GIVEN EXERCISE: Each entry must be reproduced precisely as it stands.

DATASET RECORDS:

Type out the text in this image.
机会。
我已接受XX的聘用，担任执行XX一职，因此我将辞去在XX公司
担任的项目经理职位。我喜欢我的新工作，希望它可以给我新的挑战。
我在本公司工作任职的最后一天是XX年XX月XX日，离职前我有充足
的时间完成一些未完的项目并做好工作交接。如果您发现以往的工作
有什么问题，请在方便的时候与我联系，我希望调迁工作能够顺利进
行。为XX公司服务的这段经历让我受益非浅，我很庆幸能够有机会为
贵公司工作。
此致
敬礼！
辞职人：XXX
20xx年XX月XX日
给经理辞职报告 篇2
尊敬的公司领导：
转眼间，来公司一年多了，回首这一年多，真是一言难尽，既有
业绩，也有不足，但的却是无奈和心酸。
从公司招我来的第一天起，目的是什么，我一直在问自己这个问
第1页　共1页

THE COMPLETED TASK:
Type out the text in this image.
机会。
我已接受XX的聘用，担任执行XX一职，因此我将辞去在XX公司
担任的项目经理职位。我喜欢我的新工作，希望它可以给我新的挑战。
我在本公司工作任职的最后一天是XX年XX月XX日，离职前我有充足
的时间完成一些未完的项目并做好工作交接。如果您发现以往的工作
有什么问题，请在方便的时候与我联系，我希望调迁工作能够顺利进
行。为XX公司服务的这段经历让我受益非浅，我很庆幸能够有机会为
贵公司工作。
此致
敬礼！
辞职人：XXX
20xx年XX月XX日
给经理辞职报告 篇2
尊敬的公司领导：
转眼间，来公司一年多了，回首这一年多，真是一言难尽，既有
业绩，也有不足，但的却是无奈和心酸。
从公司招我来的第一天起，目的是什么，我一直在问自己这个问
第1页　共1页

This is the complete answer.